◆ What you need to do
In your copy, leave out the pictures and repeat the entries below exactly.
═══ Entries
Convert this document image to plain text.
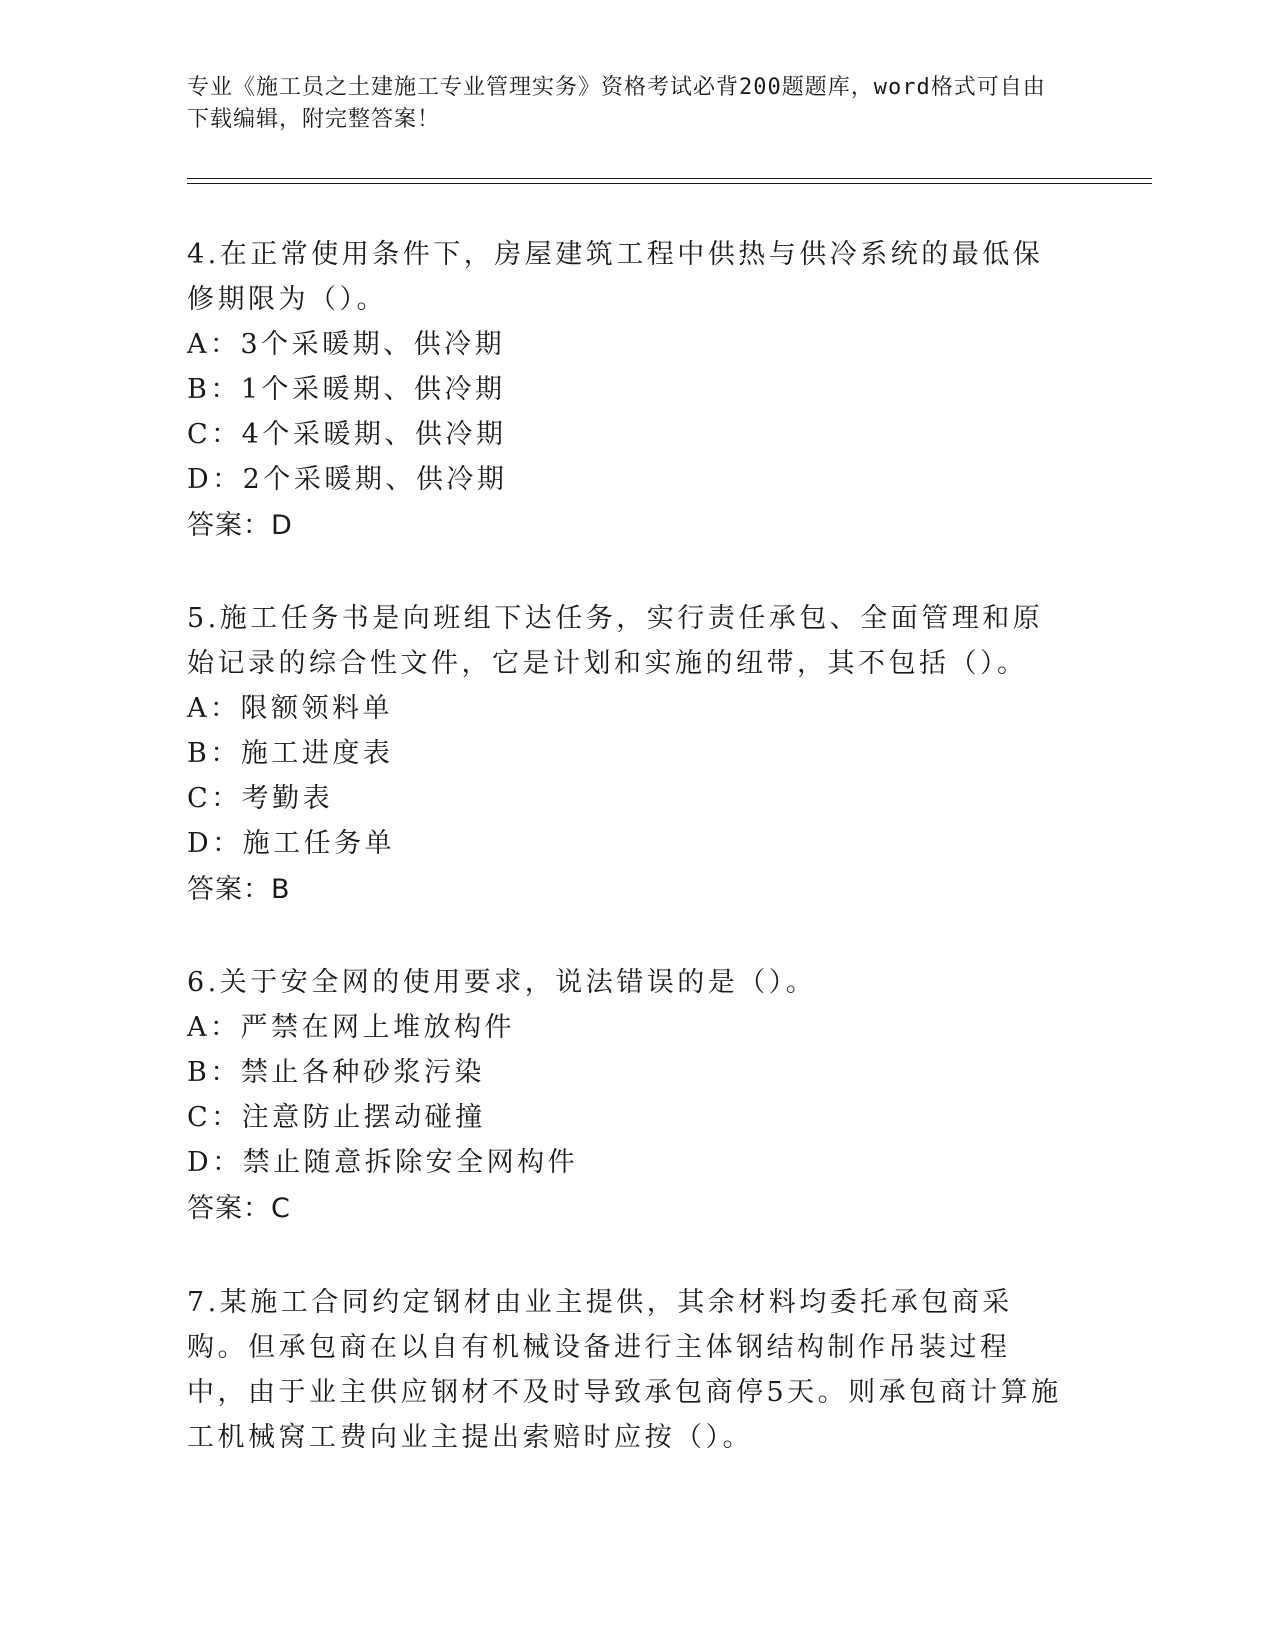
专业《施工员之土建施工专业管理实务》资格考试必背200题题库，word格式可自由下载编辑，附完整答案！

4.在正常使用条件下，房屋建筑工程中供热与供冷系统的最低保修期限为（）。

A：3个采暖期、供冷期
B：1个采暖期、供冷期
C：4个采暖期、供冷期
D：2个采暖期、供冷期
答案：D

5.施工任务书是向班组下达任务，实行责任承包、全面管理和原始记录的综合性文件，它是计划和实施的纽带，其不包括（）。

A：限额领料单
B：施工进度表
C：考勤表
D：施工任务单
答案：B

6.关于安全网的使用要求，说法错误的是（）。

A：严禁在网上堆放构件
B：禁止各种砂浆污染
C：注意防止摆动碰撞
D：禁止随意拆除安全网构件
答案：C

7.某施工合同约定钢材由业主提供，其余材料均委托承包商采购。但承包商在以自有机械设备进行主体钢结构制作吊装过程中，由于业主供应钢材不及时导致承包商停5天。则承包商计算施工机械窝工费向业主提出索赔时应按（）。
══════
◆ Correct result
Convert this document image to plain text.
专业《施工员之土建施工专业管理实务》资格考试必背200题题库，word格式可自由下载编辑，附完整答案！

4.在正常使用条件下，房屋建筑工程中供热与供冷系统的最低保修期限为（）。

A：3个采暖期、供冷期
B：1个采暖期、供冷期
C：4个采暖期、供冷期
D：2个采暖期、供冷期
答案：D

5.施工任务书是向班组下达任务，实行责任承包、全面管理和原始记录的综合性文件，它是计划和实施的纽带，其不包括（）。

A：限额领料单
B：施工进度表
C：考勤表
D：施工任务单
答案：B

6.关于安全网的使用要求，说法错误的是（）。

A：严禁在网上堆放构件
B：禁止各种砂浆污染
C：注意防止摆动碰撞
D：禁止随意拆除安全网构件
答案：C

7.某施工合同约定钢材由业主提供，其余材料均委托承包商采购。但承包商在以自有机械设备进行主体钢结构制作吊装过程中，由于业主供应钢材不及时导致承包商停5天。则承包商计算施工机械窝工费向业主提出索赔时应按（）。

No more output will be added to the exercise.